* **DESCRIPTION OF THE TASK**: Where the word "Standardization" occurs in a line, return that line.

[Dataset rows about figures]
>> BEGIN

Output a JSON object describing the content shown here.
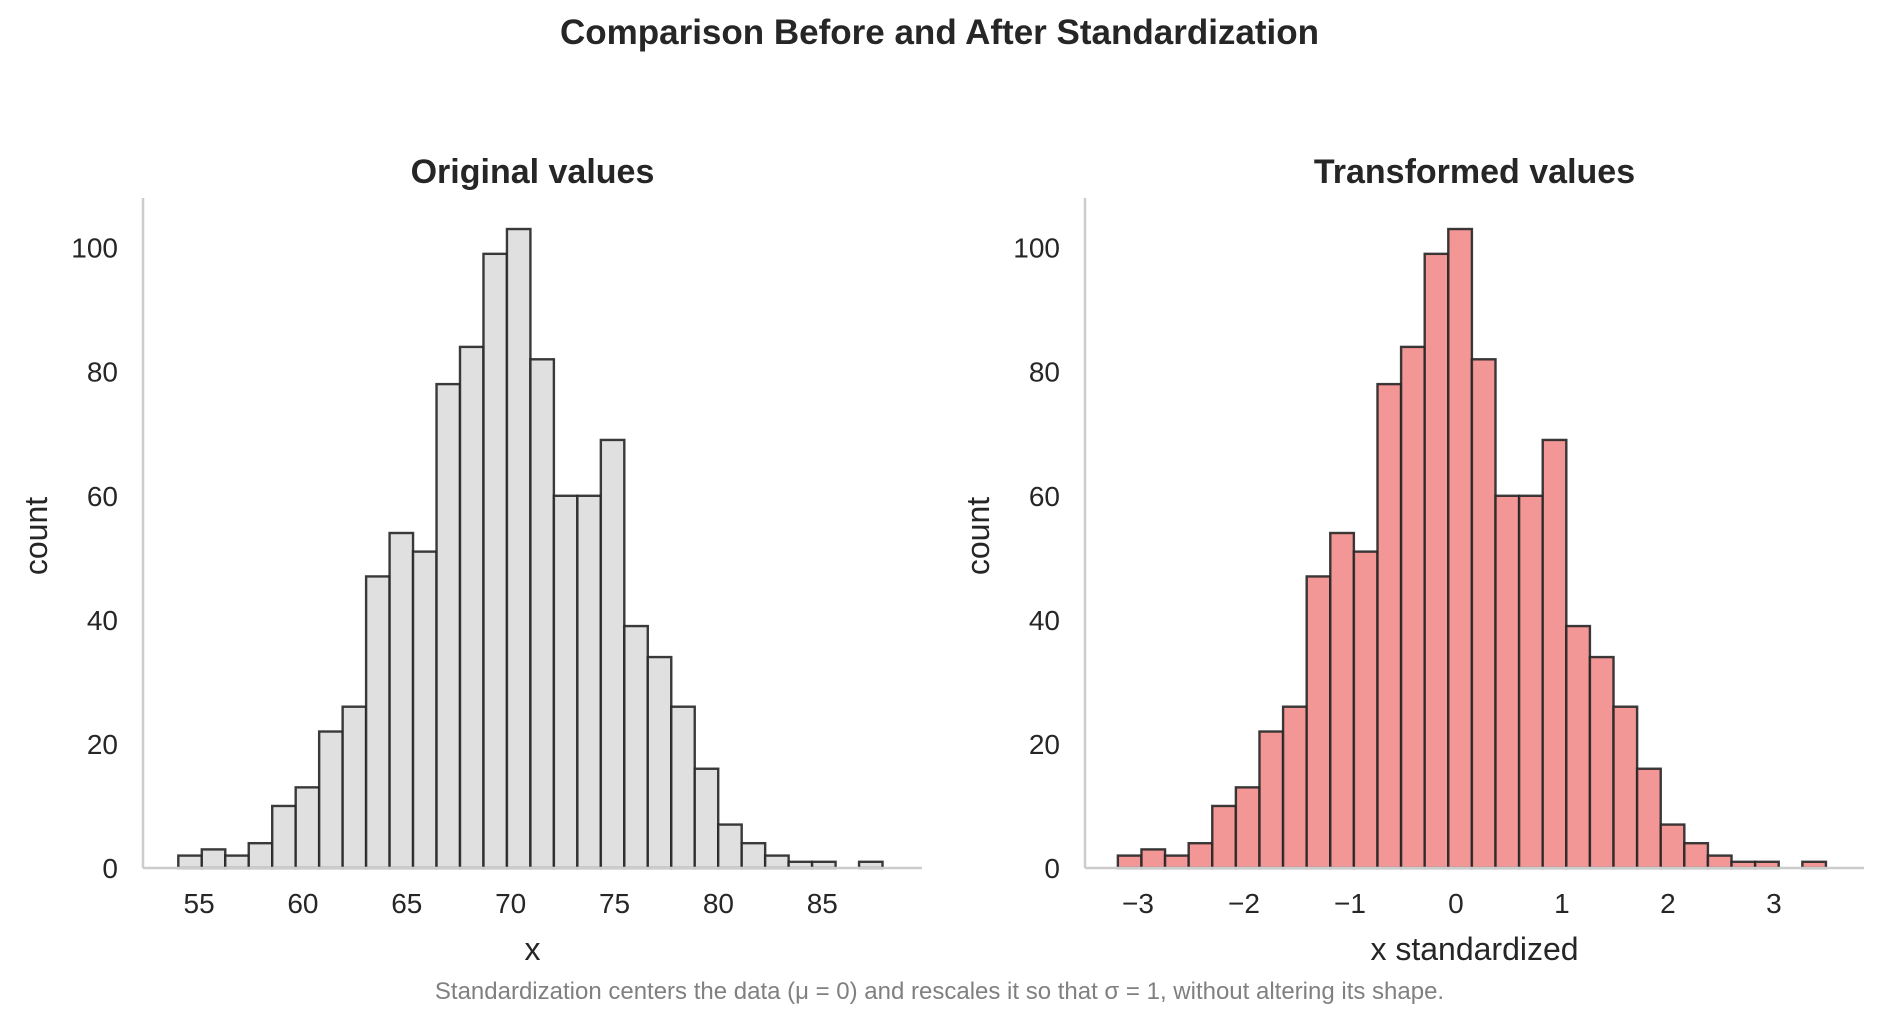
{
  "figure": {
    "suptitle": "Comparison Before and After Standardization",
    "caption": "Standardization centers the data (μ = 0) and rescales it so that σ = 1, without altering its shape."
  },
  "chart_data": [
    {
      "type": "bar",
      "histogram": true,
      "title": "Original values",
      "xlabel": "x",
      "ylabel": "count",
      "color": "#e0e0e0",
      "edge_color": "#262626",
      "xlim": [
        52.3,
        89.8
      ],
      "ylim": [
        0,
        108
      ],
      "xticks": [
        55,
        60,
        65,
        70,
        75,
        80,
        85
      ],
      "xtick_labels": [
        "55",
        "60",
        "65",
        "70",
        "75",
        "80",
        "85"
      ],
      "yticks": [
        0,
        20,
        40,
        60,
        80,
        100
      ],
      "ytick_labels": [
        "0",
        "20",
        "40",
        "60",
        "80",
        "100"
      ],
      "grid": false,
      "bin_edges": [
        54.0,
        55.13,
        56.26,
        57.39,
        58.52,
        59.65,
        60.78,
        61.91,
        63.04,
        64.17,
        65.3,
        66.43,
        67.56,
        68.69,
        69.82,
        70.95,
        72.08,
        73.21,
        74.34,
        75.47,
        76.6,
        77.73,
        78.86,
        79.99,
        81.12,
        82.25,
        83.38,
        84.51,
        85.64,
        86.77,
        87.9
      ],
      "counts": [
        2,
        3,
        2,
        4,
        10,
        13,
        22,
        26,
        47,
        54,
        51,
        78,
        84,
        99,
        103,
        82,
        60,
        60,
        69,
        39,
        34,
        26,
        16,
        7,
        4,
        2,
        1,
        1,
        0,
        1
      ]
    },
    {
      "type": "bar",
      "histogram": true,
      "title": "Transformed values",
      "xlabel": "x standardized",
      "ylabel": "count",
      "color": "#f29696",
      "edge_color": "#262626",
      "xlim": [
        -3.5,
        3.85
      ],
      "ylim": [
        0,
        108
      ],
      "xticks": [
        -3,
        -2,
        -1,
        0,
        1,
        2,
        3
      ],
      "xtick_labels": [
        "−3",
        "−2",
        "−1",
        "0",
        "1",
        "2",
        "3"
      ],
      "yticks": [
        0,
        20,
        40,
        60,
        80,
        100
      ],
      "ytick_labels": [
        "0",
        "20",
        "40",
        "60",
        "80",
        "100"
      ],
      "grid": false,
      "bin_edges": [
        -3.19,
        -2.9673,
        -2.7446,
        -2.5219,
        -2.2992,
        -2.0765,
        -1.8538,
        -1.6311,
        -1.4084,
        -1.1857,
        -0.963,
        -0.7403,
        -0.5176,
        -0.2949,
        -0.0722,
        0.1505,
        0.3732,
        0.5959,
        0.8186,
        1.0413,
        1.264,
        1.4867,
        1.7094,
        1.9321,
        2.1548,
        2.3775,
        2.6002,
        2.8229,
        3.0456,
        3.2683,
        3.491
      ],
      "counts": [
        2,
        3,
        2,
        4,
        10,
        13,
        22,
        26,
        47,
        54,
        51,
        78,
        84,
        99,
        103,
        82,
        60,
        60,
        69,
        39,
        34,
        26,
        16,
        7,
        4,
        2,
        1,
        1,
        0,
        1
      ]
    }
  ]
}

>> END

* **COMPLETED EXERCISE**:
    "suptitle": "Comparison Before and After Standardization",
    "caption": "Standardization centers the data (μ = 0) and rescales it so that σ = 1, without altering its shape."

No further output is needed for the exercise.